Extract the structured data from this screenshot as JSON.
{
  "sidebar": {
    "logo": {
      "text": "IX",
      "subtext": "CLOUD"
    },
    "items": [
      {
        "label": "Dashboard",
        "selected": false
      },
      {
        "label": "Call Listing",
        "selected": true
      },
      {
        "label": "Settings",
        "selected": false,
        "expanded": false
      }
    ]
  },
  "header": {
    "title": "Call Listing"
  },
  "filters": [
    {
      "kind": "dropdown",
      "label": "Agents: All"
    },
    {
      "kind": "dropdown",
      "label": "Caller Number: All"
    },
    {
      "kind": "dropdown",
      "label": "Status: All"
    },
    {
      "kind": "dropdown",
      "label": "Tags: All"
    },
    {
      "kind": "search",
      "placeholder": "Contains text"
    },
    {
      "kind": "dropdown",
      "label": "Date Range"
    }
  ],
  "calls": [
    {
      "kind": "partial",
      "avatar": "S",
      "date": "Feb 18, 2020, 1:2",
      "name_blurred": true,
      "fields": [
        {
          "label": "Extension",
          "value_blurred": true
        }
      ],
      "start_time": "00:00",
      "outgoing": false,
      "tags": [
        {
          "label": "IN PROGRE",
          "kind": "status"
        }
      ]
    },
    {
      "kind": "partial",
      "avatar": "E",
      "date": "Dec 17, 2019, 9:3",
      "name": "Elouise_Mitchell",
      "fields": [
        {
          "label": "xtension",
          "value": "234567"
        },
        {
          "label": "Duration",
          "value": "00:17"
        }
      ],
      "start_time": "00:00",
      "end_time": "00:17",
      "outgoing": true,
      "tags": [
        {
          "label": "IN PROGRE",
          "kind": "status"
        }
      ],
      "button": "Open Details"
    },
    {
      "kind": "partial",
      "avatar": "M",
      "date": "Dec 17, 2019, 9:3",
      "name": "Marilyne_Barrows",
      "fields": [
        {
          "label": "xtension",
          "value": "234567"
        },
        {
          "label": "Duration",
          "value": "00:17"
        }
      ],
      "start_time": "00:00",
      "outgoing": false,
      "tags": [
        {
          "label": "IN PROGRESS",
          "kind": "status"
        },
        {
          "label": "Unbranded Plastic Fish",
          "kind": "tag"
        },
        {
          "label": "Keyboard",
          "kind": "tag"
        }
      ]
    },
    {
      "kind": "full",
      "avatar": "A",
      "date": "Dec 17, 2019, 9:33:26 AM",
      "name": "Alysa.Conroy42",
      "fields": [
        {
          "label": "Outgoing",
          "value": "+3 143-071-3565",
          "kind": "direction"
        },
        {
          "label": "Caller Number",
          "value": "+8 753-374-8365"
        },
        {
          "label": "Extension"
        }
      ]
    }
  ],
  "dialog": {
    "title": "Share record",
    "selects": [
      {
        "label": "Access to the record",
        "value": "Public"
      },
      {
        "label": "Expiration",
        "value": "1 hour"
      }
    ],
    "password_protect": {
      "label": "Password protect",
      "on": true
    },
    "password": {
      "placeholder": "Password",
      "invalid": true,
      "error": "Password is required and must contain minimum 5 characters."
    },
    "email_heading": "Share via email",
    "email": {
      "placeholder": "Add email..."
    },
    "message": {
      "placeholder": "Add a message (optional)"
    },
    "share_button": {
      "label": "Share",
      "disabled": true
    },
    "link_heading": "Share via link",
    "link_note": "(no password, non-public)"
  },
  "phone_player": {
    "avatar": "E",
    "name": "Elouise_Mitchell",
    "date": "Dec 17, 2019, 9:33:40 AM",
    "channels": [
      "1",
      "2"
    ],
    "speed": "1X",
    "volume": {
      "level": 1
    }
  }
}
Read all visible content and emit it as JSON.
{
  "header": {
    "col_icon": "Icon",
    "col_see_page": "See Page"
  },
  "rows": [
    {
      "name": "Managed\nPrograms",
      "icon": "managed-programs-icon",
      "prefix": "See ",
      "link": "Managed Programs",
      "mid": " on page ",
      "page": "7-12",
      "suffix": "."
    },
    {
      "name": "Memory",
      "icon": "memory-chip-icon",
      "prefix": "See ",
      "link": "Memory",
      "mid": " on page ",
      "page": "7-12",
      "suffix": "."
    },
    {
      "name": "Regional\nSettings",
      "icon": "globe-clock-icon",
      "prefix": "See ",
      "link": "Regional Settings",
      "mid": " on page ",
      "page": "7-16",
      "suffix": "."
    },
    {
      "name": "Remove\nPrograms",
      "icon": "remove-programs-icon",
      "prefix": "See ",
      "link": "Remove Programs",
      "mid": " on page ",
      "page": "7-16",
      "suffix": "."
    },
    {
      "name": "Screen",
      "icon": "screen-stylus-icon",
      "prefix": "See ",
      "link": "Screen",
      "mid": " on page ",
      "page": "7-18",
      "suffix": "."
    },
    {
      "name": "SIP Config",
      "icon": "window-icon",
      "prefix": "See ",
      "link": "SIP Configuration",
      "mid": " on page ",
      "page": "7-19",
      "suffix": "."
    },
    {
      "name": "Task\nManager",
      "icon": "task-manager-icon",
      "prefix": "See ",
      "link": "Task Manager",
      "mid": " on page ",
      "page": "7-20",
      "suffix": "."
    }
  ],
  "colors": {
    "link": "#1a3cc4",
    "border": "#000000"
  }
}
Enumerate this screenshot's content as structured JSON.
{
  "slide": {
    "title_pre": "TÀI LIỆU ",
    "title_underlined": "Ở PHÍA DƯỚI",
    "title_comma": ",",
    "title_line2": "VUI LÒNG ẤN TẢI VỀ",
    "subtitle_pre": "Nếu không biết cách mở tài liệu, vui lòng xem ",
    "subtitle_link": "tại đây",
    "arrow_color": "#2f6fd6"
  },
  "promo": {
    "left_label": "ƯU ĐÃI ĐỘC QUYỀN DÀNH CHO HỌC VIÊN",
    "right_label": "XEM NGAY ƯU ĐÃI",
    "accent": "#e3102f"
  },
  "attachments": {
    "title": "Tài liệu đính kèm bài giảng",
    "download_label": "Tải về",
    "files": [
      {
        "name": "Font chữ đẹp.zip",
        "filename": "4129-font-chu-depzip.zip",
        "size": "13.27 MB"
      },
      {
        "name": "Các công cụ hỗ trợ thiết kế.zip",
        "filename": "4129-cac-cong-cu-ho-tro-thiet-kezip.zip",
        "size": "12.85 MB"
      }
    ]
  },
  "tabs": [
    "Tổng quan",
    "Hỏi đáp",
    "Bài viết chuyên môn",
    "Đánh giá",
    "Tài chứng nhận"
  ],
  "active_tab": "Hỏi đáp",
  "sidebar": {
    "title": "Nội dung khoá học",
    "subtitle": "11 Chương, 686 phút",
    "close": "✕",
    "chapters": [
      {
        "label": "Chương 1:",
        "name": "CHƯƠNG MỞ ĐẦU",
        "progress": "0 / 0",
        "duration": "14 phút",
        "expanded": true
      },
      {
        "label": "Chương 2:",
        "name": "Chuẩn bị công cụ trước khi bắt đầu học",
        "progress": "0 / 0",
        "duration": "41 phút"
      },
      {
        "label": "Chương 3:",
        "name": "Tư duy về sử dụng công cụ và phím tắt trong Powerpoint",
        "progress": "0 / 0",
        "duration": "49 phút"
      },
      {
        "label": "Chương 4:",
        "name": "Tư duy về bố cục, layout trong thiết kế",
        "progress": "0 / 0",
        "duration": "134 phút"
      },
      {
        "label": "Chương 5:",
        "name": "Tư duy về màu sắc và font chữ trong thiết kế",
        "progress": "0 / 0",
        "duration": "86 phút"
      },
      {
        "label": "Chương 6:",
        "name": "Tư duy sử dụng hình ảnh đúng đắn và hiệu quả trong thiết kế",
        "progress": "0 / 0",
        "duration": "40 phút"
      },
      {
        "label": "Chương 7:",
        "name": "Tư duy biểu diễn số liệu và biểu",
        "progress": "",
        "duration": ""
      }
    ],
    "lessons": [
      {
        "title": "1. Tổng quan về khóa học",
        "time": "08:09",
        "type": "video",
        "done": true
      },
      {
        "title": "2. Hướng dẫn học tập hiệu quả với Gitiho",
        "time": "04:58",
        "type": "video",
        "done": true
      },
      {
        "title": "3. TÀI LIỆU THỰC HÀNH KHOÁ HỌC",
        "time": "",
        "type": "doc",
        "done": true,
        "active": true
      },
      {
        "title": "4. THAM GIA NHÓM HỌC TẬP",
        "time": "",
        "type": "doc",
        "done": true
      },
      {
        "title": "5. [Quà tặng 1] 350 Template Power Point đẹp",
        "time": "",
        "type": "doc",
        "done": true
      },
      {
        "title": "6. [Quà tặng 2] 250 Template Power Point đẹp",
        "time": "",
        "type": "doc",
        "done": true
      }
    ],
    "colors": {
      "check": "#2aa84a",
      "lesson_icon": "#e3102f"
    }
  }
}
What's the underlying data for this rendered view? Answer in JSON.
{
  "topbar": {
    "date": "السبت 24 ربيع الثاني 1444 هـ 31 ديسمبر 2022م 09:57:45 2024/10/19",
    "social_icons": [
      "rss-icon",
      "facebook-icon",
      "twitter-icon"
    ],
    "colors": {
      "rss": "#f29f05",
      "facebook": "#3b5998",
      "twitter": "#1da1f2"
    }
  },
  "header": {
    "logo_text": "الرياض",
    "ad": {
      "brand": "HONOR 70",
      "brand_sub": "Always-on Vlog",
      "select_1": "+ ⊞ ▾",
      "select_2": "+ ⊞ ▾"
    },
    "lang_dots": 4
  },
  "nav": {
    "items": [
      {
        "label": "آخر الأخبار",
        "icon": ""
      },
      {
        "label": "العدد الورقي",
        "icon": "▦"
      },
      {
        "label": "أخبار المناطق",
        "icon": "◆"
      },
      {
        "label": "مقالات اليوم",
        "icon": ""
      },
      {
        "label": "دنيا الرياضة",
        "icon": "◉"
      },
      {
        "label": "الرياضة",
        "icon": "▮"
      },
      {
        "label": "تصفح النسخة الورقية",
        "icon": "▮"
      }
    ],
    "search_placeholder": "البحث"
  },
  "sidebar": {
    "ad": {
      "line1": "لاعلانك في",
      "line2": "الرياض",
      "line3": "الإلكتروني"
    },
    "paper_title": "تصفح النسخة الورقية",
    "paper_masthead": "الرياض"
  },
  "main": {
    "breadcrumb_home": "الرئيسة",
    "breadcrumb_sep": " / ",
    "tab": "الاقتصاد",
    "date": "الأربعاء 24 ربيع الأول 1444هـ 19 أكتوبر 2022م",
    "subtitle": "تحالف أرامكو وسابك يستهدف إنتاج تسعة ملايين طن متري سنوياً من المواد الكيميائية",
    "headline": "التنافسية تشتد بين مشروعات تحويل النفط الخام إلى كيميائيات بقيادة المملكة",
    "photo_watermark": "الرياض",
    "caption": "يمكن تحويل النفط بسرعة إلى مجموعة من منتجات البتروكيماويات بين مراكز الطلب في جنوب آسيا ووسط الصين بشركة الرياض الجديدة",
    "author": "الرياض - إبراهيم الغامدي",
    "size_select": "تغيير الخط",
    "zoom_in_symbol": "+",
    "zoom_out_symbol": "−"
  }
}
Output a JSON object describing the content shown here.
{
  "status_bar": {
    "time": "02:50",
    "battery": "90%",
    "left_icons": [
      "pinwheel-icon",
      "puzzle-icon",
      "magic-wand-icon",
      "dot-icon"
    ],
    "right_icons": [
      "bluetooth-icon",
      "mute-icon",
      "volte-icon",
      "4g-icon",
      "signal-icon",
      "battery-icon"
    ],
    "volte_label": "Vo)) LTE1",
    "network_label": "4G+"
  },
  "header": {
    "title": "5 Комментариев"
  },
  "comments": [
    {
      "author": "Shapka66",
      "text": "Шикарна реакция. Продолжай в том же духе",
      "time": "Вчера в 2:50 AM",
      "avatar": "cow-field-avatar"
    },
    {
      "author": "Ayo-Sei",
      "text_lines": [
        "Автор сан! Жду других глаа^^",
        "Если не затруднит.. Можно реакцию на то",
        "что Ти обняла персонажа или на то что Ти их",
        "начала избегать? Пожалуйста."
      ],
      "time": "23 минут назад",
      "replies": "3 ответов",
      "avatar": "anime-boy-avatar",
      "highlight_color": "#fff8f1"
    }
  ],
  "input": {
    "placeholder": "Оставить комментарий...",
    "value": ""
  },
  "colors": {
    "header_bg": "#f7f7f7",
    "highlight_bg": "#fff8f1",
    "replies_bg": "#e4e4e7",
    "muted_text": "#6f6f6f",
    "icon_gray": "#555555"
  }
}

▶ **Exercise details**
Pull out the lines above in which the word "Listing" appears.

▶ **Result of the task**
        "label": "Call Listing",
    "title": "Call Listing"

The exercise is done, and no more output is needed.